start INFORMATION SHOWN

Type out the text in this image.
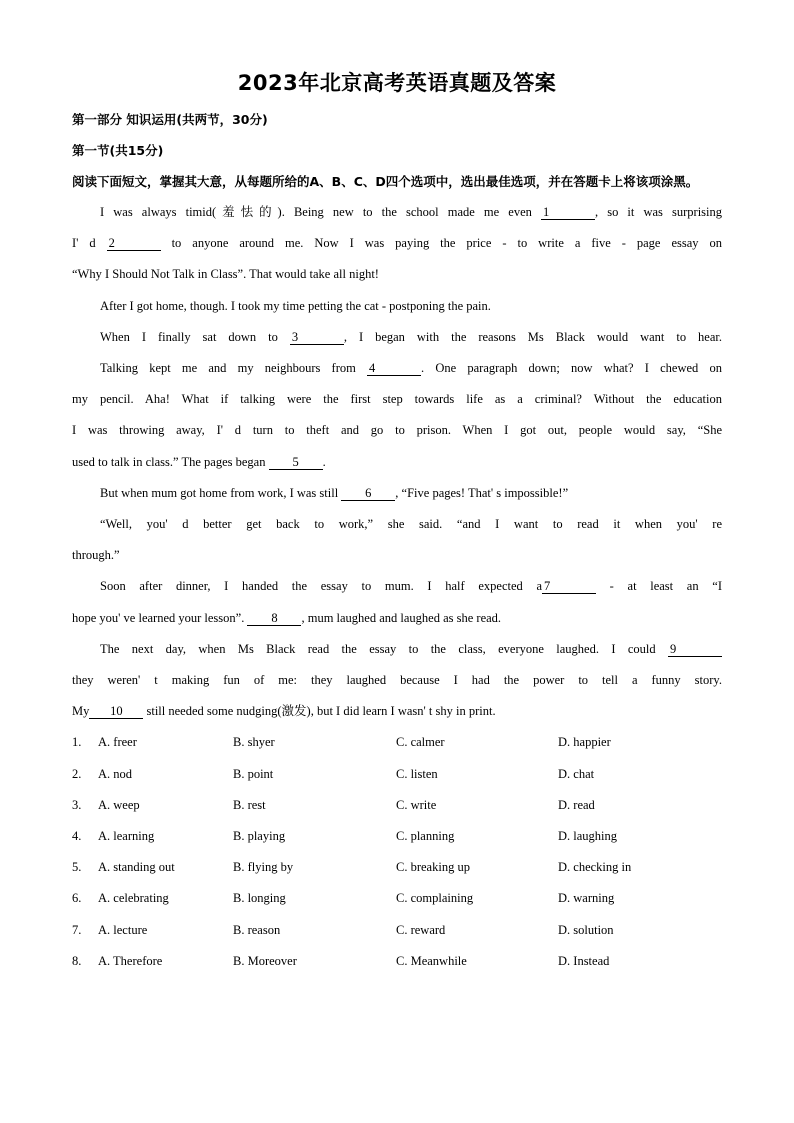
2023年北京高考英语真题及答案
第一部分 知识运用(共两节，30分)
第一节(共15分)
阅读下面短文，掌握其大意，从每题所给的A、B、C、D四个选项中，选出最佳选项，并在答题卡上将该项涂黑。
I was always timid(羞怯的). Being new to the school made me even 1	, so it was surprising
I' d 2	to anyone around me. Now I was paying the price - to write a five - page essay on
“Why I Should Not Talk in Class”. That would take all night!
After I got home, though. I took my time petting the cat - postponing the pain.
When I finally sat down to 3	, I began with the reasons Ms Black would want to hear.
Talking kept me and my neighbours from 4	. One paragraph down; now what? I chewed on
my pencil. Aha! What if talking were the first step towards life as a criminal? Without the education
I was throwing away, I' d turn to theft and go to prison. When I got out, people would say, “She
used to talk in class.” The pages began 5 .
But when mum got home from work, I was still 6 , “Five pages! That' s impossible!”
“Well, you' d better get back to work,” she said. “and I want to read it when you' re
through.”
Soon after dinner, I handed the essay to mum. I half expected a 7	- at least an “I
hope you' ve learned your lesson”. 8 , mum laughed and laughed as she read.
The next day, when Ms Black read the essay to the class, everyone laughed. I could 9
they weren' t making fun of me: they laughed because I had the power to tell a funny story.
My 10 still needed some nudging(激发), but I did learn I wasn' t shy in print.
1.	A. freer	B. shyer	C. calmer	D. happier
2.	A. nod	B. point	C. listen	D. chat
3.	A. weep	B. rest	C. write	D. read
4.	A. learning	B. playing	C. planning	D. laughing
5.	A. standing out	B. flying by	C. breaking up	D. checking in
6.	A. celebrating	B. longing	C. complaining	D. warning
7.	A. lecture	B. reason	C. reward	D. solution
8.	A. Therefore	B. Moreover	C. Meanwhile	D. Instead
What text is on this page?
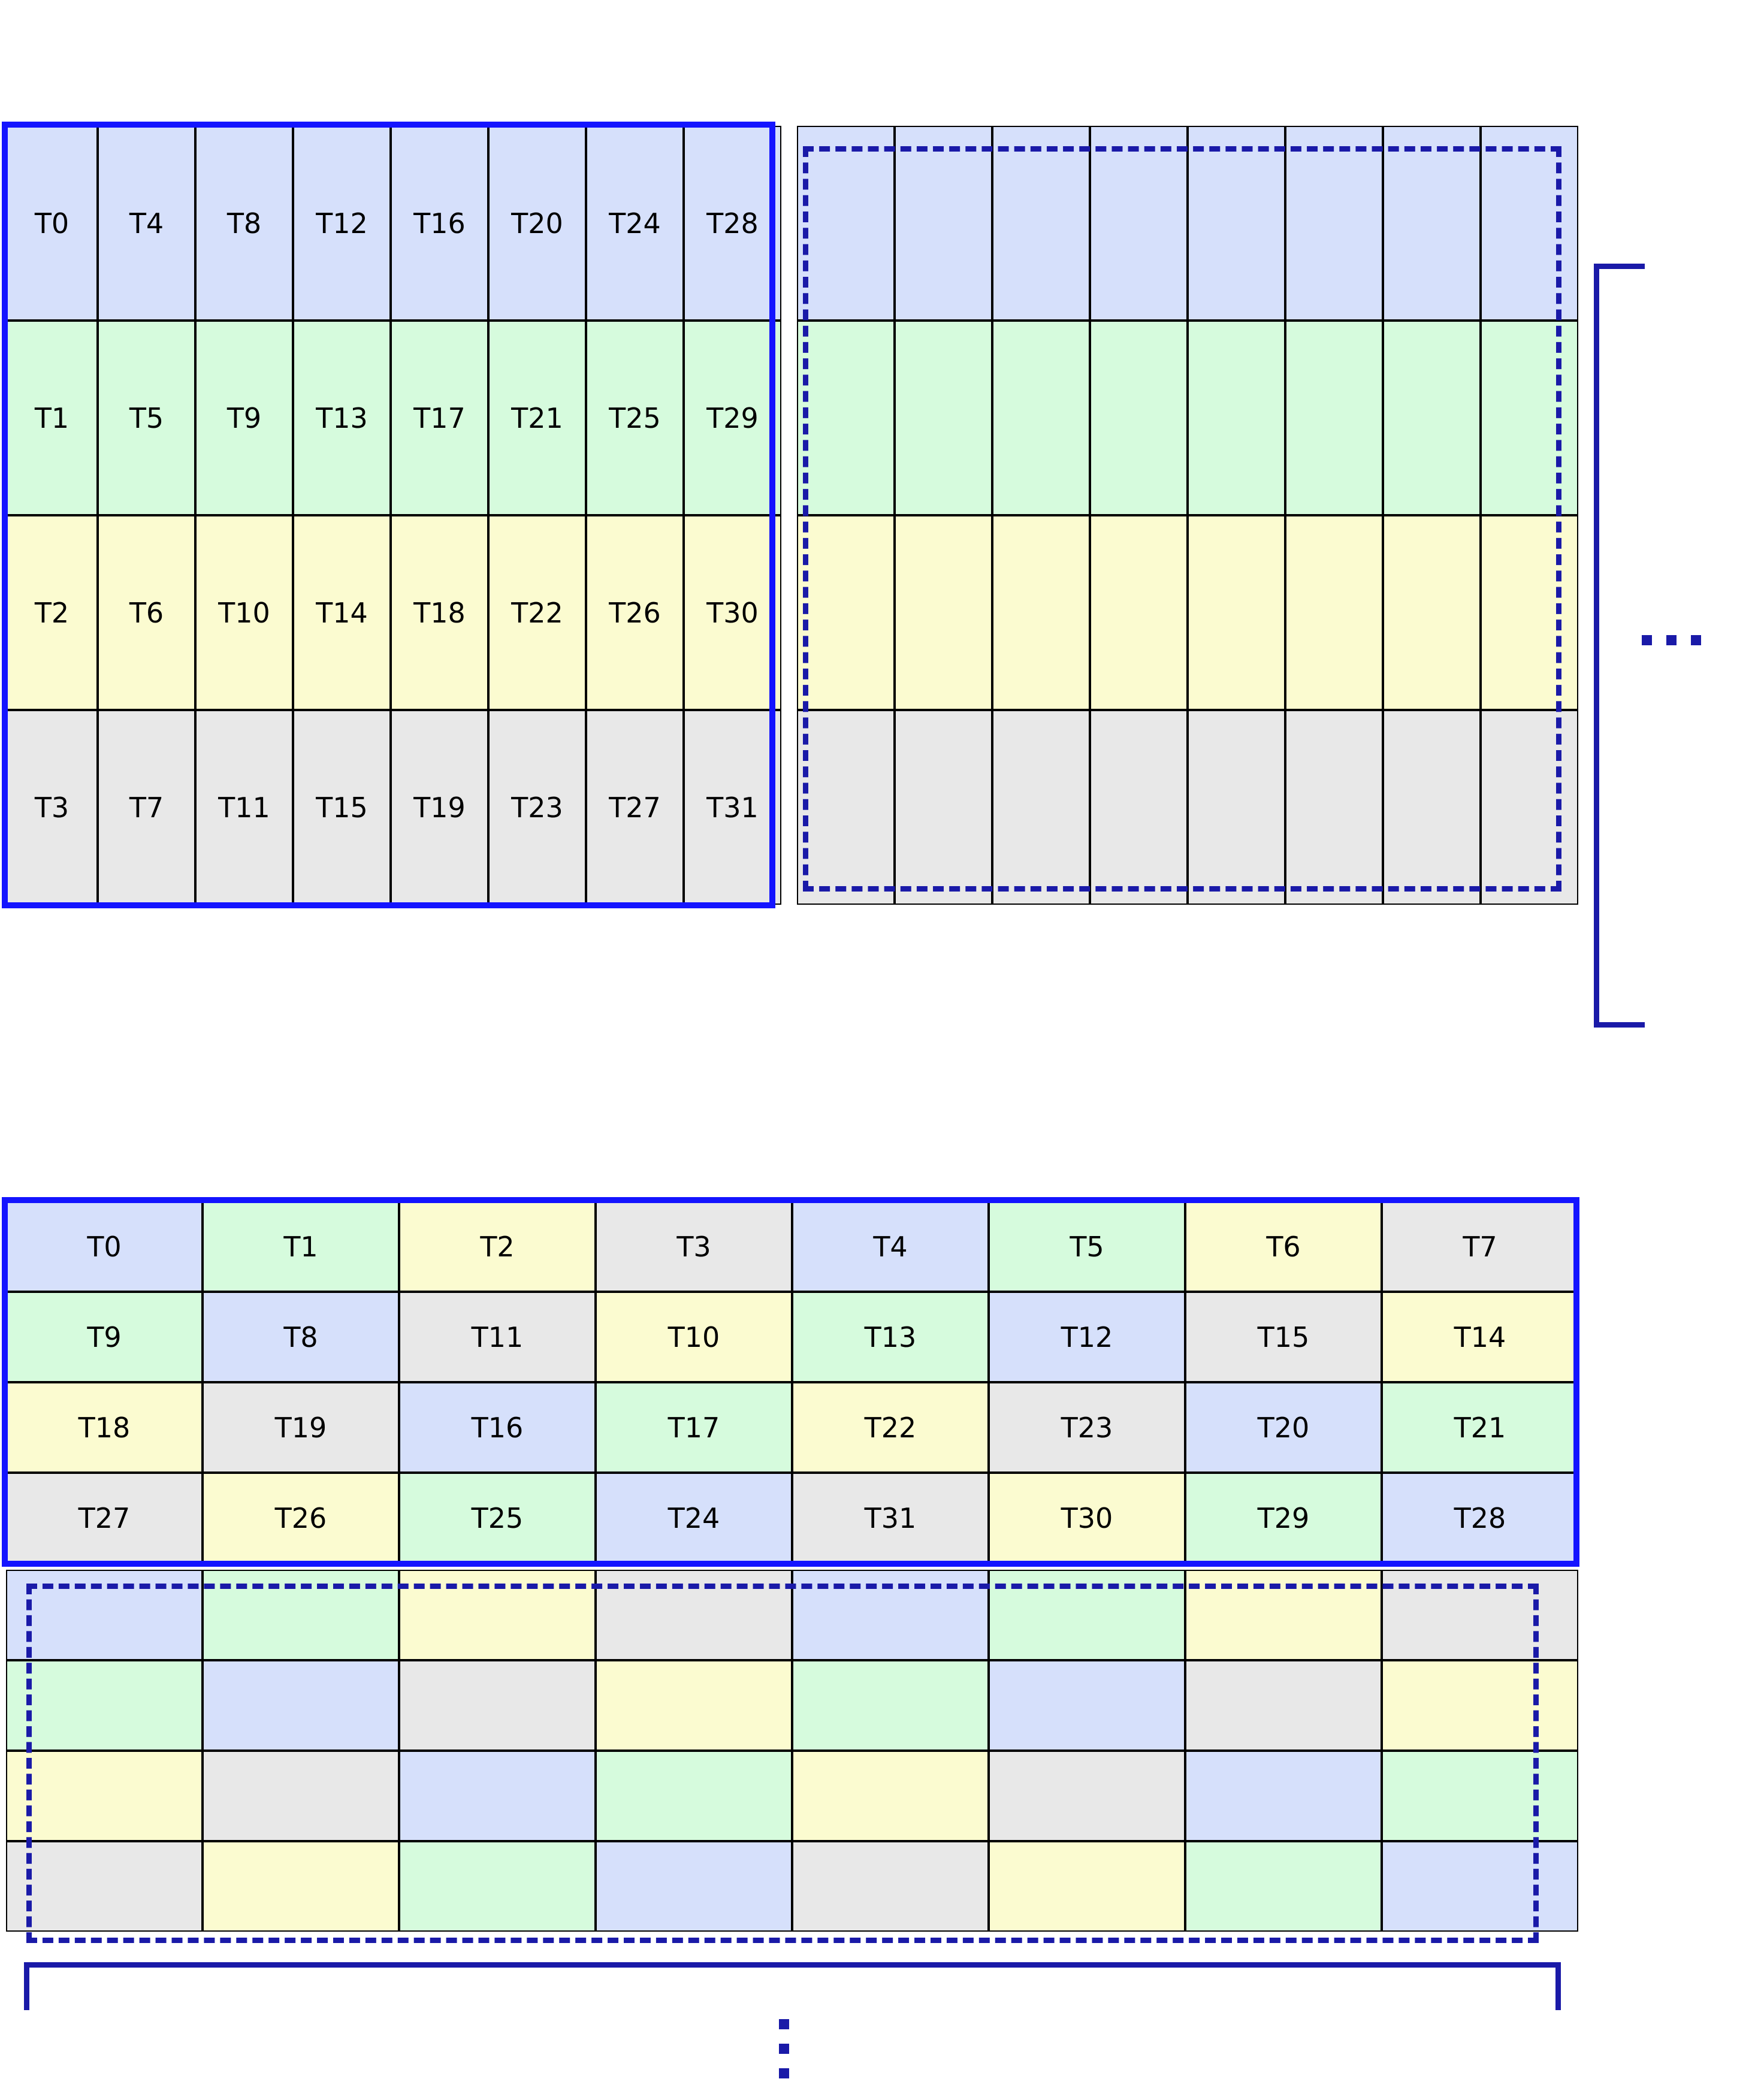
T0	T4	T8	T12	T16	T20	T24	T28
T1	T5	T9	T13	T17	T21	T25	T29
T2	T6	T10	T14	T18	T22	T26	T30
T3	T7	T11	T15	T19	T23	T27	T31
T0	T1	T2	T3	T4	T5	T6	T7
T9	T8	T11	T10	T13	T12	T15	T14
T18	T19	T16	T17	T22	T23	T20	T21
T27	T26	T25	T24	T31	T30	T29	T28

end INFORMATION SHOWN

◆ YOUR TASK ◆
Copy exactly the lines from the one containing "What text is on this page?" through the final line of the records above, both included, and leave out any pictures.

◆ OUTPUT ◆
What text is on this page?
T0	T4	T8	T12	T16	T20	T24	T28
T1	T5	T9	T13	T17	T21	T25	T29
T2	T6	T10	T14	T18	T22	T26	T30
T3	T7	T11	T15	T19	T23	T27	T31
T0	T1	T2	T3	T4	T5	T6	T7
T9	T8	T11	T10	T13	T12	T15	T14
T18	T19	T16	T17	T22	T23	T20	T21
T27	T26	T25	T24	T31	T30	T29	T28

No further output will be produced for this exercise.